DATA TO USE -

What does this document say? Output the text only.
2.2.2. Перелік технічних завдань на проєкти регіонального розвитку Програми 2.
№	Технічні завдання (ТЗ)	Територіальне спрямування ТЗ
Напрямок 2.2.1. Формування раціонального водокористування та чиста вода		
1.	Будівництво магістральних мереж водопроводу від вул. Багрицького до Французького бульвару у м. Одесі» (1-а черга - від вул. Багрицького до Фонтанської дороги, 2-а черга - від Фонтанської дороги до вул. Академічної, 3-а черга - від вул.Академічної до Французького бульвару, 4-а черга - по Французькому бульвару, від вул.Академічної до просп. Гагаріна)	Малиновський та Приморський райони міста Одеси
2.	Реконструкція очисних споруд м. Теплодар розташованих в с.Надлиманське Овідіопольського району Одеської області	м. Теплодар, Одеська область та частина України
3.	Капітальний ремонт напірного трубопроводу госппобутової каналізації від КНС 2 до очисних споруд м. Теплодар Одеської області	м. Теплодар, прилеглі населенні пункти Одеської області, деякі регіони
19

DIRECTIONS FOR THIS TASK - Retype the records above exactly.

EXERCISE SOLUTION -
What does this document say? Output the text only.
2.2.2. Перелік технічних завдань на проєкти регіонального розвитку Програми 2.
№	Технічні завдання (ТЗ)	Територіальне спрямування ТЗ
Напрямок 2.2.1. Формування раціонального водокористування та чиста вода		
1.	Будівництво магістральних мереж водопроводу від вул. Багрицького до Французького бульвару у м. Одесі» (1-а черга - від вул. Багрицького до Фонтанської дороги, 2-а черга - від Фонтанської дороги до вул. Академічної, 3-а черга - від вул.Академічної до Французького бульвару, 4-а черга - по Французькому бульвару, від вул.Академічної до просп. Гагаріна)	Малиновський та Приморський райони міста Одеси
2.	Реконструкція очисних споруд м. Теплодар розташованих в с.Надлиманське Овідіопольського району Одеської області	м. Теплодар, Одеська область та частина України
3.	Капітальний ремонт напірного трубопроводу госппобутової каналізації від КНС 2 до очисних споруд м. Теплодар Одеської області	м. Теплодар, прилеглі населенні пункти Одеської області, деякі регіони
19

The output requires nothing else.